▸ TASK GOAL
Below are entries to be transcribed exactly; exclude the pictures from the copy.

— Start —

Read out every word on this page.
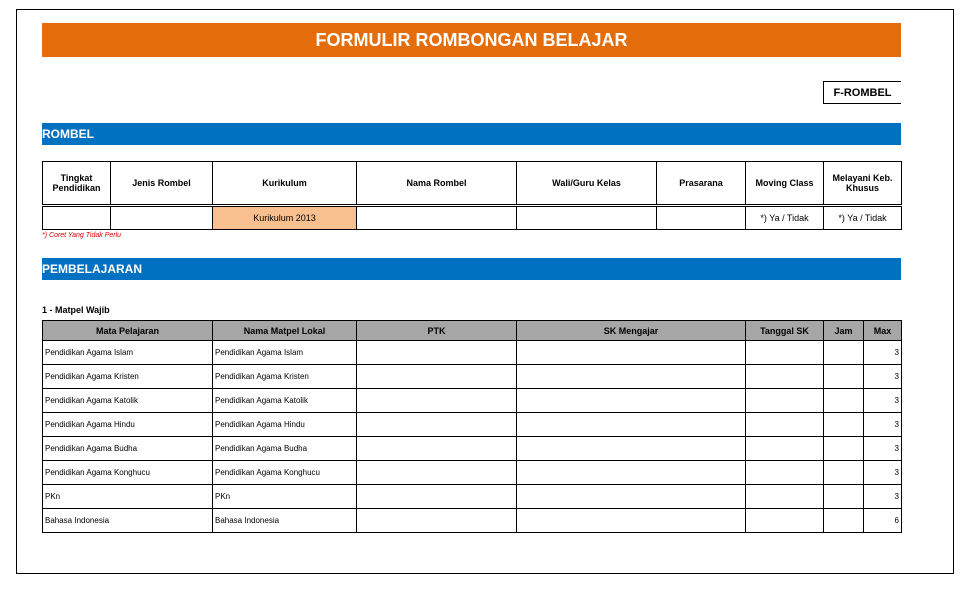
FORMULIR ROMBONGAN BELAJAR
F-ROMBEL
ROMBEL
Tingkat Pendidikan	Jenis Rombel	Kurikulum	Nama Rombel	Wali/Guru Kelas	Prasarana	Moving Class	Melayani Keb. Khusus
		Kurikulum 2013				*) Ya / Tidak	*) Ya / Tidak
*) Coret Yang Tidak Perlu
PEMBELAJARAN
1 - Matpel Wajib
Mata Pelajaran	Nama Matpel Lokal	PTK	SK Mengajar	Tanggal SK	Jam	Max
Pendidikan Agama Islam	Pendidikan Agama Islam					3
Pendidikan Agama Kristen	Pendidikan Agama Kristen					3
Pendidikan Agama Katolik	Pendidikan Agama Katolik					3
Pendidikan Agama Hindu	Pendidikan Agama Hindu					3
Pendidikan Agama Budha	Pendidikan Agama Budha					3
Pendidikan Agama Konghucu	Pendidikan Agama Konghucu					3
PKn	PKn					3
Bahasa Indonesia	Bahasa Indonesia					6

— End —

▸ COMPLETE ANSWER
Read out every word on this page.
FORMULIR ROMBONGAN BELAJAR
F-ROMBEL
ROMBEL
Tingkat Pendidikan	Jenis Rombel	Kurikulum	Nama Rombel	Wali/Guru Kelas	Prasarana	Moving Class	Melayani Keb. Khusus
		Kurikulum 2013				*) Ya / Tidak	*) Ya / Tidak
*) Coret Yang Tidak Perlu
PEMBELAJARAN
1 - Matpel Wajib
Mata Pelajaran	Nama Matpel Lokal	PTK	SK Mengajar	Tanggal SK	Jam	Max
Pendidikan Agama Islam	Pendidikan Agama Islam					3
Pendidikan Agama Kristen	Pendidikan Agama Kristen					3
Pendidikan Agama Katolik	Pendidikan Agama Katolik					3
Pendidikan Agama Hindu	Pendidikan Agama Hindu					3
Pendidikan Agama Budha	Pendidikan Agama Budha					3
Pendidikan Agama Konghucu	Pendidikan Agama Konghucu					3
PKn	PKn					3
Bahasa Indonesia	Bahasa Indonesia					6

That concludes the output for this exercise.